◆ REQUEST
Pull every line containing "TREND" from the entries.

Items from a figure collection:
──────────────────────────────
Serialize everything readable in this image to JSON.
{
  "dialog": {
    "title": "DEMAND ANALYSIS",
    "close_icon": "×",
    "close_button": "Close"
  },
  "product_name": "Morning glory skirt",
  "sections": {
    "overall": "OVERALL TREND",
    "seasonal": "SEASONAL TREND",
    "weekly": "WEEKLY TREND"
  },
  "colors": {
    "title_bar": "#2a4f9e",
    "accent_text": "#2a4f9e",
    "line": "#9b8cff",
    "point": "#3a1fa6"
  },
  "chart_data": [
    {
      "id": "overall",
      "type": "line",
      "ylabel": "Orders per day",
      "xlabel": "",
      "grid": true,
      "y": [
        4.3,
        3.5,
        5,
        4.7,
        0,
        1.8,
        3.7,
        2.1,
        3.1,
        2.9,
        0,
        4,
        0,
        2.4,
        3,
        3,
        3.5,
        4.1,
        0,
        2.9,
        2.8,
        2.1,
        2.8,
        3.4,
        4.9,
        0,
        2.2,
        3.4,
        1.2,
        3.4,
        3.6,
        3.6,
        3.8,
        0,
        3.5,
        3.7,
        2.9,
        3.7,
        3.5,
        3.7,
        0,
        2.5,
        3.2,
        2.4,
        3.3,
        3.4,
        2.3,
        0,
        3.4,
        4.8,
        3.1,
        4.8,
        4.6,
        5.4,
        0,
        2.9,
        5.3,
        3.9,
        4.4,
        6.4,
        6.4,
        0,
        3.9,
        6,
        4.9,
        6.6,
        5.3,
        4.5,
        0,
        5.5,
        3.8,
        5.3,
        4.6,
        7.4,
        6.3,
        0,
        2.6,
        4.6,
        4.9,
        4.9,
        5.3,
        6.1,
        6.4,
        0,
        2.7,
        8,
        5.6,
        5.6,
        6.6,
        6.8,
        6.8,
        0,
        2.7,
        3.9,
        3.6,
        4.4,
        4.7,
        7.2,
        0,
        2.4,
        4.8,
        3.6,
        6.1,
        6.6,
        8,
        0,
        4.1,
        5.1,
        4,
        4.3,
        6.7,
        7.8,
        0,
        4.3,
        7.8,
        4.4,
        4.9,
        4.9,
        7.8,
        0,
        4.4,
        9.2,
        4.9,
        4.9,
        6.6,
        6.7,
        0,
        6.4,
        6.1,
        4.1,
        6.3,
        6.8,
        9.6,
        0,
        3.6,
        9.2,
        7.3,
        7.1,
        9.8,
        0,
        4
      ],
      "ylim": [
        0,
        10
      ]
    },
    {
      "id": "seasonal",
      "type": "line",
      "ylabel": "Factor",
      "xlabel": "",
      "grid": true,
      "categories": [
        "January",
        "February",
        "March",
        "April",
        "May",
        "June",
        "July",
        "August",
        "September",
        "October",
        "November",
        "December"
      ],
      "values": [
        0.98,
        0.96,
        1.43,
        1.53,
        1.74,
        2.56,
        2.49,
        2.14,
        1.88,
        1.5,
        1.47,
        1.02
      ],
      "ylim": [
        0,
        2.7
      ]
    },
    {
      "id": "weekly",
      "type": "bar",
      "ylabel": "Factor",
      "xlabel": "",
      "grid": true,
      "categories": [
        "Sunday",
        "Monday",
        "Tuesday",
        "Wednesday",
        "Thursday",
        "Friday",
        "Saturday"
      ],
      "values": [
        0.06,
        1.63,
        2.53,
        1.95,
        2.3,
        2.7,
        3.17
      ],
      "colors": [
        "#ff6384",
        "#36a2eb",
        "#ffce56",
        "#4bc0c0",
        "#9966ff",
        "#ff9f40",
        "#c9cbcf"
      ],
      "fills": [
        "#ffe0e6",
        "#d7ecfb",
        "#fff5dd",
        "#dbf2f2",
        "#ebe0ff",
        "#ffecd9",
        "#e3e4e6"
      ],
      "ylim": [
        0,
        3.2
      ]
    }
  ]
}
──────────────────────────────
◆ COMPLETED TASK
    "overall": "OVERALL TREND",
    "seasonal": "SEASONAL TREND",
    "weekly": "WEEKLY TREND"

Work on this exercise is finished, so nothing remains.